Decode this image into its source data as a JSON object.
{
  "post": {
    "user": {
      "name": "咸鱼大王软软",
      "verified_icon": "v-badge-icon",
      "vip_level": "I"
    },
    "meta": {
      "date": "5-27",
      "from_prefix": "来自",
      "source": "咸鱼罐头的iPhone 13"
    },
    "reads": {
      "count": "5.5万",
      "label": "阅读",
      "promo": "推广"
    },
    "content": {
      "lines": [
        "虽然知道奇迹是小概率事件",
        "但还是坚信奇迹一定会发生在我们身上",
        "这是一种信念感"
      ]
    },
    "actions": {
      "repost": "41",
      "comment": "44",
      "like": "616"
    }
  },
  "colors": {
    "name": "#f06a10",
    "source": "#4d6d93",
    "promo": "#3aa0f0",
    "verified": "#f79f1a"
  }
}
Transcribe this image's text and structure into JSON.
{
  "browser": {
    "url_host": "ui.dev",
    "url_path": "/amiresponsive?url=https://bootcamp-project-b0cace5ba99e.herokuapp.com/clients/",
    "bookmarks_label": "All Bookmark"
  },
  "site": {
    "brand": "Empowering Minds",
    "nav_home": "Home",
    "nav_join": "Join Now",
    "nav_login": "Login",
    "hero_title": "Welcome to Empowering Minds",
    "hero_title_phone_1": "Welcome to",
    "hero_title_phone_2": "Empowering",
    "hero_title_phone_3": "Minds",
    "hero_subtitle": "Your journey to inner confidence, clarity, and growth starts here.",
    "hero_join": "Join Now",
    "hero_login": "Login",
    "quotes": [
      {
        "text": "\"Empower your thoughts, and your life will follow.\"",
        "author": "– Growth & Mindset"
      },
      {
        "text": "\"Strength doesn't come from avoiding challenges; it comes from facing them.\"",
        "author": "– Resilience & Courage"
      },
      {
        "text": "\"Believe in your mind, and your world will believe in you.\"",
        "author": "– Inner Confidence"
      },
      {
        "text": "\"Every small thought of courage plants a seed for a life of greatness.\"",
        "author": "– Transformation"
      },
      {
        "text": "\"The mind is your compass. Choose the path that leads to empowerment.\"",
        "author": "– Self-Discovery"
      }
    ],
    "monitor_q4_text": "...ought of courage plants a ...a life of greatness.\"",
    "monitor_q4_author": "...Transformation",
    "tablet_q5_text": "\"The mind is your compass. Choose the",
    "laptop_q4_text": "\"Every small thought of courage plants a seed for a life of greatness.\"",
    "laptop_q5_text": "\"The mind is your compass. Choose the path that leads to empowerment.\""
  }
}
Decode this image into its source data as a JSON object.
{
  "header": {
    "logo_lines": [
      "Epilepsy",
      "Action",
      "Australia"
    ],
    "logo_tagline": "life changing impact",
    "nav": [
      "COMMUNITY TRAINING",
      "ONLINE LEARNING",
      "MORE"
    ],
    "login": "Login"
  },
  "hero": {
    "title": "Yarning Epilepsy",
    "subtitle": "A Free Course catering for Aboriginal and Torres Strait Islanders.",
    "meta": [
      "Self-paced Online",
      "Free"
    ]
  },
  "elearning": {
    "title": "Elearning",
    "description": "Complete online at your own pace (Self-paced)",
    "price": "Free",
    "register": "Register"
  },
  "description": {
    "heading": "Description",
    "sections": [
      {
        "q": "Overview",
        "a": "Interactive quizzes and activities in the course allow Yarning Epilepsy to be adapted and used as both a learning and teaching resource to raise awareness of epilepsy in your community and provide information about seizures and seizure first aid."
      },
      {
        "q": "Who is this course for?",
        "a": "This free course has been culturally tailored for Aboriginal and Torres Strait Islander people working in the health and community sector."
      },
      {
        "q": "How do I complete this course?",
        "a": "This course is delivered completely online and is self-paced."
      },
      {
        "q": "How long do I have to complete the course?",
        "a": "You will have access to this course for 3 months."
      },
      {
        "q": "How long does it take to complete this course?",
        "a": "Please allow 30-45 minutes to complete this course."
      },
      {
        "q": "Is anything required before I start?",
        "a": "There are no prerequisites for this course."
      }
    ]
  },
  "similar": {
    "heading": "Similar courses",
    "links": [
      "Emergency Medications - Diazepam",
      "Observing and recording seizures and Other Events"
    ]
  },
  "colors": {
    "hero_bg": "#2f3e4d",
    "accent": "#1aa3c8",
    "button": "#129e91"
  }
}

——————

**DO THIS**
Extract each line of the listing above, copying it word for word.

**COMPLETED EXERCISE**
Decode this image into its source data as a JSON object.
{
  "post": {
    "user": {
      "name": "咸鱼大王软软",
      "verified_icon": "v-badge-icon",
      "vip_level": "I"
    },
    "meta": {
      "date": "5-27",
      "from_prefix": "来自",
      "source": "咸鱼罐头的iPhone 13"
    },
    "reads": {
      "count": "5.5万",
      "label": "阅读",
      "promo": "推广"
    },
    "content": {
      "lines": [
        "虽然知道奇迹是小概率事件",
        "但还是坚信奇迹一定会发生在我们身上",
        "这是一种信念感"
      ]
    },
    "actions": {
      "repost": "41",
      "comment": "44",
      "like": "616"
    }
  },
  "colors": {
    "name": "#f06a10",
    "source": "#4d6d93",
    "promo": "#3aa0f0",
    "verified": "#f79f1a"
  }
}
Transcribe this image's text and structure into JSON.
{
  "browser": {
    "url_host": "ui.dev",
    "url_path": "/amiresponsive?url=https://bootcamp-project-b0cace5ba99e.herokuapp.com/clients/",
    "bookmarks_label": "All Bookmark"
  },
  "site": {
    "brand": "Empowering Minds",
    "nav_home": "Home",
    "nav_join": "Join Now",
    "nav_login": "Login",
    "hero_title": "Welcome to Empowering Minds",
    "hero_title_phone_1": "Welcome to",
    "hero_title_phone_2": "Empowering",
    "hero_title_phone_3": "Minds",
    "hero_subtitle": "Your journey to inner confidence, clarity, and growth starts here.",
    "hero_join": "Join Now",
    "hero_login": "Login",
    "quotes": [
      {
        "text": "\"Empower your thoughts, and your life will follow.\"",
        "author": "– Growth & Mindset"
      },
      {
        "text": "\"Strength doesn't come from avoiding challenges; it comes from facing them.\"",
        "author": "– Resilience & Courage"
      },
      {
        "text": "\"Believe in your mind, and your world will believe in you.\"",
        "author": "– Inner Confidence"
      },
      {
        "text": "\"Every small thought of courage plants a seed for a life of greatness.\"",
        "author": "– Transformation"
      },
      {
        "text": "\"The mind is your compass. Choose the path that leads to empowerment.\"",
        "author": "– Self-Discovery"
      }
    ],
    "monitor_q4_text": "...ought of courage plants a ...a life of greatness.\"",
    "monitor_q4_author": "...Transformation",
    "tablet_q5_text": "\"The mind is your compass. Choose the",
    "laptop_q4_text": "\"Every small thought of courage plants a seed for a life of greatness.\"",
    "laptop_q5_text": "\"The mind is your compass. Choose the path that leads to empowerment.\""
  }
}
Decode this image into its source data as a JSON object.
{
  "header": {
    "logo_lines": [
      "Epilepsy",
      "Action",
      "Australia"
    ],
    "logo_tagline": "life changing impact",
    "nav": [
      "COMMUNITY TRAINING",
      "ONLINE LEARNING",
      "MORE"
    ],
    "login": "Login"
  },
  "hero": {
    "title": "Yarning Epilepsy",
    "subtitle": "A Free Course catering for Aboriginal and Torres Strait Islanders.",
    "meta": [
      "Self-paced Online",
      "Free"
    ]
  },
  "elearning": {
    "title": "Elearning",
    "description": "Complete online at your own pace (Self-paced)",
    "price": "Free",
    "register": "Register"
  },
  "description": {
    "heading": "Description",
    "sections": [
      {
        "q": "Overview",
        "a": "Interactive quizzes and activities in the course allow Yarning Epilepsy to be adapted and used as both a learning and teaching resource to raise awareness of epilepsy in your community and provide information about seizures and seizure first aid."
      },
      {
        "q": "Who is this course for?",
        "a": "This free course has been culturally tailored for Aboriginal and Torres Strait Islander people working in the health and community sector."
      },
      {
        "q": "How do I complete this course?",
        "a": "This course is delivered completely online and is self-paced."
      },
      {
        "q": "How long do I have to complete the course?",
        "a": "You will have access to this course for 3 months."
      },
      {
        "q": "How long does it take to complete this course?",
        "a": "Please allow 30-45 minutes to complete this course."
      },
      {
        "q": "Is anything required before I start?",
        "a": "There are no prerequisites for this course."
      }
    ]
  },
  "similar": {
    "heading": "Similar courses",
    "links": [
      "Emergency Medications - Diazepam",
      "Observing and recording seizures and Other Events"
    ]
  },
  "colors": {
    "hero_bg": "#2f3e4d",
    "accent": "#1aa3c8",
    "button": "#129e91"
  }
}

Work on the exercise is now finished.